## Your goal
Restate the records in their entirety, word for word.

## Dataset entries
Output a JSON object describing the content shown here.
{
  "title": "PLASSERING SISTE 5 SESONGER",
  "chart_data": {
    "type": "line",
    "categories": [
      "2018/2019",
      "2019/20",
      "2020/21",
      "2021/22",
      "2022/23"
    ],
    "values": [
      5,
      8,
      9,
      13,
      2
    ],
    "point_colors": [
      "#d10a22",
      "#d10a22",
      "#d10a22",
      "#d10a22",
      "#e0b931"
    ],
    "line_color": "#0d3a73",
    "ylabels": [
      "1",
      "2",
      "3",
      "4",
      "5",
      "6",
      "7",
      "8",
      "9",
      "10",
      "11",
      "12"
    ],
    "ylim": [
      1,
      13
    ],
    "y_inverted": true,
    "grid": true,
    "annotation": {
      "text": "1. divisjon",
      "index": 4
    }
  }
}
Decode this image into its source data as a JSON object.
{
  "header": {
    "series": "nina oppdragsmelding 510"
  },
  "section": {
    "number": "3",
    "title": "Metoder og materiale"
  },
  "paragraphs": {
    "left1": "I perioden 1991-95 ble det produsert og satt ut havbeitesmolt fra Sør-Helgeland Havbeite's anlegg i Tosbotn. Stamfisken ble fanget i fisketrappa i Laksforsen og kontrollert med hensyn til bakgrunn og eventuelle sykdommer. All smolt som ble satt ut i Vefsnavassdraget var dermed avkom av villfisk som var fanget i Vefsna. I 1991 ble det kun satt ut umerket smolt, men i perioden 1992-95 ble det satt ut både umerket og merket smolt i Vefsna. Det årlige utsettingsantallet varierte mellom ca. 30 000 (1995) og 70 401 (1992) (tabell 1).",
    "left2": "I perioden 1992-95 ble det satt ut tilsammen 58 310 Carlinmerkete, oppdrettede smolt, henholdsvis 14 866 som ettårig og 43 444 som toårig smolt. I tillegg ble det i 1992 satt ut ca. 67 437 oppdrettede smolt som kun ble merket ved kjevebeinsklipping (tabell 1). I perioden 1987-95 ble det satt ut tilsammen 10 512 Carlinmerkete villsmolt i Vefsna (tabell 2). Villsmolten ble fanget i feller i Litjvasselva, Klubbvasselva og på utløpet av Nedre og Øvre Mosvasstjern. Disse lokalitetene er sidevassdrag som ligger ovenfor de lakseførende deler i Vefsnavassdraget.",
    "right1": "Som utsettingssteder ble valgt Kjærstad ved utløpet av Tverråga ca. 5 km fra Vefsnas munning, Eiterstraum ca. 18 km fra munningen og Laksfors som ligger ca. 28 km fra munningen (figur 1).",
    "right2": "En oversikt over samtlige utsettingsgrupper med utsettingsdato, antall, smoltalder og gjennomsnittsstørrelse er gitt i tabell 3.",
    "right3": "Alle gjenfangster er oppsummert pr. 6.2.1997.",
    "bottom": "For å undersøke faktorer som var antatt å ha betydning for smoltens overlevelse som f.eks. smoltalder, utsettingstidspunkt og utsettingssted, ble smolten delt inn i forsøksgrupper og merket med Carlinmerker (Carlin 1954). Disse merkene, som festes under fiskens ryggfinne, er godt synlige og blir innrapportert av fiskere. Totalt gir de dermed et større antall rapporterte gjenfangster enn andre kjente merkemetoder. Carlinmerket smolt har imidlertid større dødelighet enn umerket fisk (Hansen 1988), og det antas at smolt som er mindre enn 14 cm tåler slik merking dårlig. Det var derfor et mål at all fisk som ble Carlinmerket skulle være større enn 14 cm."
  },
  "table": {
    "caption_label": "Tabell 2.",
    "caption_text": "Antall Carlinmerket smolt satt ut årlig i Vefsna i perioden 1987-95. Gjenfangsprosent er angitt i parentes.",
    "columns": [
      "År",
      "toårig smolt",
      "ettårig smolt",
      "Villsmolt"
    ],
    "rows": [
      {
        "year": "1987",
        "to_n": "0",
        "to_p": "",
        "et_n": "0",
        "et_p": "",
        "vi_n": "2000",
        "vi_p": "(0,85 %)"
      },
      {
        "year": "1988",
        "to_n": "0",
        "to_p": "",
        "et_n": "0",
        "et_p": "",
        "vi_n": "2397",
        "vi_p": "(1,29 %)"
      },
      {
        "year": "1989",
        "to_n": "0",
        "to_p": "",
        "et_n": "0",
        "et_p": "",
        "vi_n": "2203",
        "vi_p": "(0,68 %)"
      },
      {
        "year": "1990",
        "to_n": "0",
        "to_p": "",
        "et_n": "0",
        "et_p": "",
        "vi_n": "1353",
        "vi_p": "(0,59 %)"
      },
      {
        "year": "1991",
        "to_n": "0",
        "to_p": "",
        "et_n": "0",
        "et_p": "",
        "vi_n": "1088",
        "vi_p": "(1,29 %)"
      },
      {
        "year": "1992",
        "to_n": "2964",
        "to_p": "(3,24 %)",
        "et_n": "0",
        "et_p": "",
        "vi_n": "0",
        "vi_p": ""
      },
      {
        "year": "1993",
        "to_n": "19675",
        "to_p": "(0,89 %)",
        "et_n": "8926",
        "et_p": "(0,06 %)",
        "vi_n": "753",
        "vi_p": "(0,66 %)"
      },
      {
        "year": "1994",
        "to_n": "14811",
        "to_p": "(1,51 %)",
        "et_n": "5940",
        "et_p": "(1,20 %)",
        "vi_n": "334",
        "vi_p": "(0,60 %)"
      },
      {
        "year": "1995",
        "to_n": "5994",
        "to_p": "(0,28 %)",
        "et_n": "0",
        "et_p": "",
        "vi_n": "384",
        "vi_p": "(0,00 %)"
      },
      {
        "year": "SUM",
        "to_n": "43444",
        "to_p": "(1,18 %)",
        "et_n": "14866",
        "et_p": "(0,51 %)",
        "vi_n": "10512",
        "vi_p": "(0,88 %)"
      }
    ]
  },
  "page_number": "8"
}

## Written response
Output a JSON object describing the content shown here.
{
  "title": "PLASSERING SISTE 5 SESONGER",
  "chart_data": {
    "type": "line",
    "categories": [
      "2018/2019",
      "2019/20",
      "2020/21",
      "2021/22",
      "2022/23"
    ],
    "values": [
      5,
      8,
      9,
      13,
      2
    ],
    "point_colors": [
      "#d10a22",
      "#d10a22",
      "#d10a22",
      "#d10a22",
      "#e0b931"
    ],
    "line_color": "#0d3a73",
    "ylabels": [
      "1",
      "2",
      "3",
      "4",
      "5",
      "6",
      "7",
      "8",
      "9",
      "10",
      "11",
      "12"
    ],
    "ylim": [
      1,
      13
    ],
    "y_inverted": true,
    "grid": true,
    "annotation": {
      "text": "1. divisjon",
      "index": 4
    }
  }
}
Decode this image into its source data as a JSON object.
{
  "header": {
    "series": "nina oppdragsmelding 510"
  },
  "section": {
    "number": "3",
    "title": "Metoder og materiale"
  },
  "paragraphs": {
    "left1": "I perioden 1991-95 ble det produsert og satt ut havbeitesmolt fra Sør-Helgeland Havbeite's anlegg i Tosbotn. Stamfisken ble fanget i fisketrappa i Laksforsen og kontrollert med hensyn til bakgrunn og eventuelle sykdommer. All smolt som ble satt ut i Vefsnavassdraget var dermed avkom av villfisk som var fanget i Vefsna. I 1991 ble det kun satt ut umerket smolt, men i perioden 1992-95 ble det satt ut både umerket og merket smolt i Vefsna. Det årlige utsettingsantallet varierte mellom ca. 30 000 (1995) og 70 401 (1992) (tabell 1).",
    "left2": "I perioden 1992-95 ble det satt ut tilsammen 58 310 Carlinmerkete, oppdrettede smolt, henholdsvis 14 866 som ettårig og 43 444 som toårig smolt. I tillegg ble det i 1992 satt ut ca. 67 437 oppdrettede smolt som kun ble merket ved kjevebeinsklipping (tabell 1). I perioden 1987-95 ble det satt ut tilsammen 10 512 Carlinmerkete villsmolt i Vefsna (tabell 2). Villsmolten ble fanget i feller i Litjvasselva, Klubbvasselva og på utløpet av Nedre og Øvre Mosvasstjern. Disse lokalitetene er sidevassdrag som ligger ovenfor de lakseførende deler i Vefsnavassdraget.",
    "right1": "Som utsettingssteder ble valgt Kjærstad ved utløpet av Tverråga ca. 5 km fra Vefsnas munning, Eiterstraum ca. 18 km fra munningen og Laksfors som ligger ca. 28 km fra munningen (figur 1).",
    "right2": "En oversikt over samtlige utsettingsgrupper med utsettingsdato, antall, smoltalder og gjennomsnittsstørrelse er gitt i tabell 3.",
    "right3": "Alle gjenfangster er oppsummert pr. 6.2.1997.",
    "bottom": "For å undersøke faktorer som var antatt å ha betydning for smoltens overlevelse som f.eks. smoltalder, utsettingstidspunkt og utsettingssted, ble smolten delt inn i forsøksgrupper og merket med Carlinmerker (Carlin 1954). Disse merkene, som festes under fiskens ryggfinne, er godt synlige og blir innrapportert av fiskere. Totalt gir de dermed et større antall rapporterte gjenfangster enn andre kjente merkemetoder. Carlinmerket smolt har imidlertid større dødelighet enn umerket fisk (Hansen 1988), og det antas at smolt som er mindre enn 14 cm tåler slik merking dårlig. Det var derfor et mål at all fisk som ble Carlinmerket skulle være større enn 14 cm."
  },
  "table": {
    "caption_label": "Tabell 2.",
    "caption_text": "Antall Carlinmerket smolt satt ut årlig i Vefsna i perioden 1987-95. Gjenfangsprosent er angitt i parentes.",
    "columns": [
      "År",
      "toårig smolt",
      "ettårig smolt",
      "Villsmolt"
    ],
    "rows": [
      {
        "year": "1987",
        "to_n": "0",
        "to_p": "",
        "et_n": "0",
        "et_p": "",
        "vi_n": "2000",
        "vi_p": "(0,85 %)"
      },
      {
        "year": "1988",
        "to_n": "0",
        "to_p": "",
        "et_n": "0",
        "et_p": "",
        "vi_n": "2397",
        "vi_p": "(1,29 %)"
      },
      {
        "year": "1989",
        "to_n": "0",
        "to_p": "",
        "et_n": "0",
        "et_p": "",
        "vi_n": "2203",
        "vi_p": "(0,68 %)"
      },
      {
        "year": "1990",
        "to_n": "0",
        "to_p": "",
        "et_n": "0",
        "et_p": "",
        "vi_n": "1353",
        "vi_p": "(0,59 %)"
      },
      {
        "year": "1991",
        "to_n": "0",
        "to_p": "",
        "et_n": "0",
        "et_p": "",
        "vi_n": "1088",
        "vi_p": "(1,29 %)"
      },
      {
        "year": "1992",
        "to_n": "2964",
        "to_p": "(3,24 %)",
        "et_n": "0",
        "et_p": "",
        "vi_n": "0",
        "vi_p": ""
      },
      {
        "year": "1993",
        "to_n": "19675",
        "to_p": "(0,89 %)",
        "et_n": "8926",
        "et_p": "(0,06 %)",
        "vi_n": "753",
        "vi_p": "(0,66 %)"
      },
      {
        "year": "1994",
        "to_n": "14811",
        "to_p": "(1,51 %)",
        "et_n": "5940",
        "et_p": "(1,20 %)",
        "vi_n": "334",
        "vi_p": "(0,60 %)"
      },
      {
        "year": "1995",
        "to_n": "5994",
        "to_p": "(0,28 %)",
        "et_n": "0",
        "et_p": "",
        "vi_n": "384",
        "vi_p": "(0,00 %)"
      },
      {
        "year": "SUM",
        "to_n": "43444",
        "to_p": "(1,18 %)",
        "et_n": "14866",
        "et_p": "(0,51 %)",
        "vi_n": "10512",
        "vi_p": "(0,88 %)"
      }
    ]
  },
  "page_number": "8"
}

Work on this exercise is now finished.